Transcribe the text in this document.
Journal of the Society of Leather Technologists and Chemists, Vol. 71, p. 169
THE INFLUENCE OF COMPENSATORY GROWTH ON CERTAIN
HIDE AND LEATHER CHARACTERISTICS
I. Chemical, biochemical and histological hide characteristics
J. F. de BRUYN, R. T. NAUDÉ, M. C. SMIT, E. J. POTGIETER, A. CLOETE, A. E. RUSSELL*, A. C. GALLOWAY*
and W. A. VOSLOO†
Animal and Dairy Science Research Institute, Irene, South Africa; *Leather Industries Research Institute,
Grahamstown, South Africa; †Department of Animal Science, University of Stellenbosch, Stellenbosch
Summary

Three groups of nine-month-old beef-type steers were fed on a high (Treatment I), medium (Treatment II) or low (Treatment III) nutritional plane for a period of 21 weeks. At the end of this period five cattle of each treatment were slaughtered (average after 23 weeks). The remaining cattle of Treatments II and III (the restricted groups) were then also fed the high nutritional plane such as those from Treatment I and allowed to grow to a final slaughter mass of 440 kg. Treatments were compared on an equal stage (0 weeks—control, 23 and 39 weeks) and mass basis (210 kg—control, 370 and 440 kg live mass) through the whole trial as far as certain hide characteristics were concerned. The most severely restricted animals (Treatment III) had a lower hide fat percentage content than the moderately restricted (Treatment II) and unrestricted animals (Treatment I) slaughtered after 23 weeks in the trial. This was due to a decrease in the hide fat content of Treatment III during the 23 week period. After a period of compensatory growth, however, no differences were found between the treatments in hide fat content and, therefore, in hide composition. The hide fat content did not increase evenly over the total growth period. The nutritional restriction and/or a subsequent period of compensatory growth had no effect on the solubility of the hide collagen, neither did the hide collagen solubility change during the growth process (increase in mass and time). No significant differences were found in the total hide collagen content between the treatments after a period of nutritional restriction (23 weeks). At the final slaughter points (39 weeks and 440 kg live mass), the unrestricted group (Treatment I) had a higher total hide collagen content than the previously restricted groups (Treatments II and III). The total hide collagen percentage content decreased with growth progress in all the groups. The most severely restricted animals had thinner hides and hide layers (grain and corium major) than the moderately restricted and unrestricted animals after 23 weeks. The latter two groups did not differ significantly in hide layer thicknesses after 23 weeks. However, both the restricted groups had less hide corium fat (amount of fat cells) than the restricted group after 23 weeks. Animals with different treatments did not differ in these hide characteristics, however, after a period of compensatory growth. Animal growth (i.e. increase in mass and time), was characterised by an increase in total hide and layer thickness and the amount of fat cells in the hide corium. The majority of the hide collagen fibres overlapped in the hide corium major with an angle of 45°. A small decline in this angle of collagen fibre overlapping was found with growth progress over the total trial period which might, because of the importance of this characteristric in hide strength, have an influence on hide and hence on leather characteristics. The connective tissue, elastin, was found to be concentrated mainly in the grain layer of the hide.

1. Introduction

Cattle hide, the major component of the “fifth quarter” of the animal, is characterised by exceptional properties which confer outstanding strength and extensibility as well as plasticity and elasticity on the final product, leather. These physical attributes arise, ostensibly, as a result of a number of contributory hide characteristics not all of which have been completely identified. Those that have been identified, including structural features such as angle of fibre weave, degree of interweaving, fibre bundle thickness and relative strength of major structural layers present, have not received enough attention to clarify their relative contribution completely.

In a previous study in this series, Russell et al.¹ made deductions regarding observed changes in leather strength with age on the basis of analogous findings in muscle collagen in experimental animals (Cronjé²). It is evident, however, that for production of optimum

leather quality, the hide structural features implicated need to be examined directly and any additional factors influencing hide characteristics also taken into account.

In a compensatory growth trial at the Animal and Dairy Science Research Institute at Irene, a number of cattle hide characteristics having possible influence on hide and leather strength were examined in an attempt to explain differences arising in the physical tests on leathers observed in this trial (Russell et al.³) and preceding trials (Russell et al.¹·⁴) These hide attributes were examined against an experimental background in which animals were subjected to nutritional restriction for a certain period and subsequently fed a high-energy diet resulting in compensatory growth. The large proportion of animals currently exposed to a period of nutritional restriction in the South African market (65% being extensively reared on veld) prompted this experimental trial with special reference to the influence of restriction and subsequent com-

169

= = = = =

- **TASK BRIEF**: Only lines with the word "South" belong in the answer; copy each of them from the material above.

- **RESPONSE FOR THIS EXERCISE**:
Animal and Dairy Science Research Institute, Irene, South Africa; *Leather Industries Research Institute,
Grahamstown, South Africa; †Department of Animal Science, University of Stellenbosch, Stellenbosch
In a compensatory growth trial at the Animal and Dairy Science Research Institute at Irene, a number of cattle hide characteristics having possible influence on hide and leather strength were examined in an attempt to explain differences arising in the physical tests on leathers observed in this trial (Russell et al.³) and preceding trials (Russell et al.¹·⁴) These hide attributes were examined against an experimental background in which animals were subjected to nutritional restriction for a certain period and subsequently fed a high-energy diet resulting in compensatory growth. The large proportion of animals currently exposed to a period of nutritional restriction in the South African market (65% being extensively reared on veld) prompted this experimental trial with special reference to the influence of restriction and subsequent com-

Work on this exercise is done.